[Start of Attachment]

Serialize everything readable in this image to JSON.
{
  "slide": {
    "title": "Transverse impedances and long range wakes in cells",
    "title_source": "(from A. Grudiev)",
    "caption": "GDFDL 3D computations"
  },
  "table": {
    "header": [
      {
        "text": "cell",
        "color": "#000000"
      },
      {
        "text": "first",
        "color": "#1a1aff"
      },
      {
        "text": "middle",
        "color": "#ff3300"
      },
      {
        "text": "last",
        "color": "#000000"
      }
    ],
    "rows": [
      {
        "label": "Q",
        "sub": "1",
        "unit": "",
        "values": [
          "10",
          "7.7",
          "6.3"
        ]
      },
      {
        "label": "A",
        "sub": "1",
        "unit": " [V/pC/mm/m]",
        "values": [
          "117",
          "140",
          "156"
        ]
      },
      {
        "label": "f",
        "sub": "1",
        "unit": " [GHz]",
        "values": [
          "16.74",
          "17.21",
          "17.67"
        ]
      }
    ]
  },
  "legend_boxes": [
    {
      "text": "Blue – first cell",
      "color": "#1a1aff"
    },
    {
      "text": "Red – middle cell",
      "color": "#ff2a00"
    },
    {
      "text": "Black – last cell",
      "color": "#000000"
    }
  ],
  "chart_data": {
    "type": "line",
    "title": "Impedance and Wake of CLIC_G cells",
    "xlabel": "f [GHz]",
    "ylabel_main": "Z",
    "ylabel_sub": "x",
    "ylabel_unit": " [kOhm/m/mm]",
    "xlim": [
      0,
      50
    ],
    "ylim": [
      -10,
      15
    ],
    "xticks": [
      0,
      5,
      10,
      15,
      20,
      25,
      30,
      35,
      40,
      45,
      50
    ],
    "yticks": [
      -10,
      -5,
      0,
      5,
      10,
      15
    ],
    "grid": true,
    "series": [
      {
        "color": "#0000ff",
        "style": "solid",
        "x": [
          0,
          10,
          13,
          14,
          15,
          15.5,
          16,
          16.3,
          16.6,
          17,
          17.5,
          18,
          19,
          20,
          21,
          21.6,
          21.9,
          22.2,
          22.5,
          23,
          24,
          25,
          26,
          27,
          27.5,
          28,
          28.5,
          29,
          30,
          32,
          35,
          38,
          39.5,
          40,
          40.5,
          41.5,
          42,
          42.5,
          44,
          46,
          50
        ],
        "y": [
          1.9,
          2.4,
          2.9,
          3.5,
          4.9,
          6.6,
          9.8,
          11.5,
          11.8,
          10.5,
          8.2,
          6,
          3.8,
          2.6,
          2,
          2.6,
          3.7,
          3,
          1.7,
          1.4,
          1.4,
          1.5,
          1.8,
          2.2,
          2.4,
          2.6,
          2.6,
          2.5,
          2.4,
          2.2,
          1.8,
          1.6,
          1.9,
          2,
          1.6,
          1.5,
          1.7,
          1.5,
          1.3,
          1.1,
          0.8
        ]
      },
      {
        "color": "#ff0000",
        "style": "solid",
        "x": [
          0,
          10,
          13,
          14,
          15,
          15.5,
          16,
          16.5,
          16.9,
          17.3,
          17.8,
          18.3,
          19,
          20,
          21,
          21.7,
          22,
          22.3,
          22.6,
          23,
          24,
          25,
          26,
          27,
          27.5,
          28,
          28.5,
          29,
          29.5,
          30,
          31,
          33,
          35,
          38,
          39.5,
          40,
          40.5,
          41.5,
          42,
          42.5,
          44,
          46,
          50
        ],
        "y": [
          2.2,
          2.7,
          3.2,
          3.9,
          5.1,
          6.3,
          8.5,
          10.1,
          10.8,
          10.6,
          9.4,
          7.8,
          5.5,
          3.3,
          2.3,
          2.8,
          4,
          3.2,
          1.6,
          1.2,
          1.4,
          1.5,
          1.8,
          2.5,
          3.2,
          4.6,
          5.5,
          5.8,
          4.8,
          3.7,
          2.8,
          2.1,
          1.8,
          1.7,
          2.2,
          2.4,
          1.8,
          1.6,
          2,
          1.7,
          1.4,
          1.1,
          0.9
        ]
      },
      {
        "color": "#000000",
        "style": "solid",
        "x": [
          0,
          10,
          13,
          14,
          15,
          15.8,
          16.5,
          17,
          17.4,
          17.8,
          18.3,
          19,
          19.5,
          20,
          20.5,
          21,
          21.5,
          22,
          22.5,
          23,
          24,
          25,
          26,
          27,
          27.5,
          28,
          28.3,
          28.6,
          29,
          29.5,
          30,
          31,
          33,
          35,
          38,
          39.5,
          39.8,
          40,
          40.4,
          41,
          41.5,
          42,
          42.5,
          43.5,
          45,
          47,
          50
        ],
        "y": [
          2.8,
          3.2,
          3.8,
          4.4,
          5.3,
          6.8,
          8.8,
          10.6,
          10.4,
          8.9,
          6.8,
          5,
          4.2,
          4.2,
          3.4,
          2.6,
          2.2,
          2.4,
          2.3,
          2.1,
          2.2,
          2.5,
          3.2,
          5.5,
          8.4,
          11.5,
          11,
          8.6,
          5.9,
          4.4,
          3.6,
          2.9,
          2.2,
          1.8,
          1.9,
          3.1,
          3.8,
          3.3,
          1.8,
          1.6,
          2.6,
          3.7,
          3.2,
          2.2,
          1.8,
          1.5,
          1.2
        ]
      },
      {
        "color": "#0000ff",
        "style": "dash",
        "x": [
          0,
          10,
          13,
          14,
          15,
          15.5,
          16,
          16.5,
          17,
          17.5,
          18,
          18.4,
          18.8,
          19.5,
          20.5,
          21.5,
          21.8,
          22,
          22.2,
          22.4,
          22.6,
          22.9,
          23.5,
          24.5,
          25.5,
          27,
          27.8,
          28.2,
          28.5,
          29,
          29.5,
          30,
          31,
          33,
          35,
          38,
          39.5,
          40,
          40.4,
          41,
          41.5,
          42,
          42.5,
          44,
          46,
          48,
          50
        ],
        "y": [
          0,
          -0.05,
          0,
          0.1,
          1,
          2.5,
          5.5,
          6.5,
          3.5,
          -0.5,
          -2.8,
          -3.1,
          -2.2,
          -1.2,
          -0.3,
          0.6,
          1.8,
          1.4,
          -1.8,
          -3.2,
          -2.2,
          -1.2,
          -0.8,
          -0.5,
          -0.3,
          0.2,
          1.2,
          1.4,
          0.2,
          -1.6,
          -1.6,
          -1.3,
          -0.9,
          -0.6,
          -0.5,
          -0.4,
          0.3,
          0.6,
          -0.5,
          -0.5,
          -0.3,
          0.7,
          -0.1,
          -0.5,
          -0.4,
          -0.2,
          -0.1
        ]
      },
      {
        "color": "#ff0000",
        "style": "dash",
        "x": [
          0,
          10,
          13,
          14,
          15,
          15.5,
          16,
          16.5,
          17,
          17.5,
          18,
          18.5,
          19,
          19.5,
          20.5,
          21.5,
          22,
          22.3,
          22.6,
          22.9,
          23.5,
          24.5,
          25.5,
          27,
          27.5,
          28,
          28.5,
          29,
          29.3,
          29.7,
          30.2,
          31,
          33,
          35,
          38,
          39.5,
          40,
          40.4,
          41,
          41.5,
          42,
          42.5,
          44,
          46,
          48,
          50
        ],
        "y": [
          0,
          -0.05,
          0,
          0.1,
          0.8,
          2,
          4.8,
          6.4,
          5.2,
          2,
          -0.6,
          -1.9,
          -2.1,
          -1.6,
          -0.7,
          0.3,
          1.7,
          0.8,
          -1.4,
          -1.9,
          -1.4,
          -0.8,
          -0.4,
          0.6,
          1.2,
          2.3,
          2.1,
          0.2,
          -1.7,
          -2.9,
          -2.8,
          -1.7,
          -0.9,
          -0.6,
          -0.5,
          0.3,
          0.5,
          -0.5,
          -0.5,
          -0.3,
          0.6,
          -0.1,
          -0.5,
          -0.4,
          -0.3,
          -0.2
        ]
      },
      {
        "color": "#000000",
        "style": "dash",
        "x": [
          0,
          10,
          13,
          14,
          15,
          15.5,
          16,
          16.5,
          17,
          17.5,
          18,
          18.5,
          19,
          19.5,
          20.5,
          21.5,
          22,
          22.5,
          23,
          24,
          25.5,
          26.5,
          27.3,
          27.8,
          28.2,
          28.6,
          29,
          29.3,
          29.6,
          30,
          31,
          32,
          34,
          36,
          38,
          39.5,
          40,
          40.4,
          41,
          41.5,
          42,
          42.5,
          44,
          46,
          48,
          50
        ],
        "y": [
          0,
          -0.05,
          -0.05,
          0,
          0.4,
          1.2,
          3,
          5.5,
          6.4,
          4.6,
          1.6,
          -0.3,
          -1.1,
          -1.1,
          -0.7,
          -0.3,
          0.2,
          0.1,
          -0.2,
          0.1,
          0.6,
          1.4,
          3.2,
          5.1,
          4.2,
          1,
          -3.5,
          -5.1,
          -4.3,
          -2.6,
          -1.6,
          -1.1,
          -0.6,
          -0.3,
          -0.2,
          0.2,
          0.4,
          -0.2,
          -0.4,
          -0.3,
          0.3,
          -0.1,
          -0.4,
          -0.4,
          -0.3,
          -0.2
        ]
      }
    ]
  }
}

[End of Attachment]

* [WHAT IS REQUIRED]: From the data above, show each line that contains "cells".

* [EXPECTED OUTPUT]:
    "title": "Transverse impedances and long range wakes in cells",
    "title": "Impedance and Wake of CLIC_G cells",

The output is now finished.